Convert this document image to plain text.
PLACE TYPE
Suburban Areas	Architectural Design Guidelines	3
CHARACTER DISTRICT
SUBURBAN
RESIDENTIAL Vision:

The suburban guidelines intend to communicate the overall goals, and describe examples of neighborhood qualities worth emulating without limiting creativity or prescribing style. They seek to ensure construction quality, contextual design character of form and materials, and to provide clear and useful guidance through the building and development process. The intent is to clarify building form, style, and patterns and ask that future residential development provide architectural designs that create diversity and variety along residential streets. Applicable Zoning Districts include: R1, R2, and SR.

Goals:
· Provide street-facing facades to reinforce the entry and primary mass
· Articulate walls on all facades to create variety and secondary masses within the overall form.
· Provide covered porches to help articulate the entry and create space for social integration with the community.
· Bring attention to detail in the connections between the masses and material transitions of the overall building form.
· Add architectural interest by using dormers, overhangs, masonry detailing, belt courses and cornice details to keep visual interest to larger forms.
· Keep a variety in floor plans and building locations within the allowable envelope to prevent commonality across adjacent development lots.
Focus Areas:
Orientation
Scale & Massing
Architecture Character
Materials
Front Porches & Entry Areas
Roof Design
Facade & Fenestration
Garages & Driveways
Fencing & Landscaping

....................

Written task:
Check the data for the word "within" and pull out the lines that have it.

Task answer:
· Articulate walls on all facades to create variety and secondary masses within the overall form.
· Keep a variety in floor plans and building locations within the allowable envelope to prevent commonality across adjacent development lots.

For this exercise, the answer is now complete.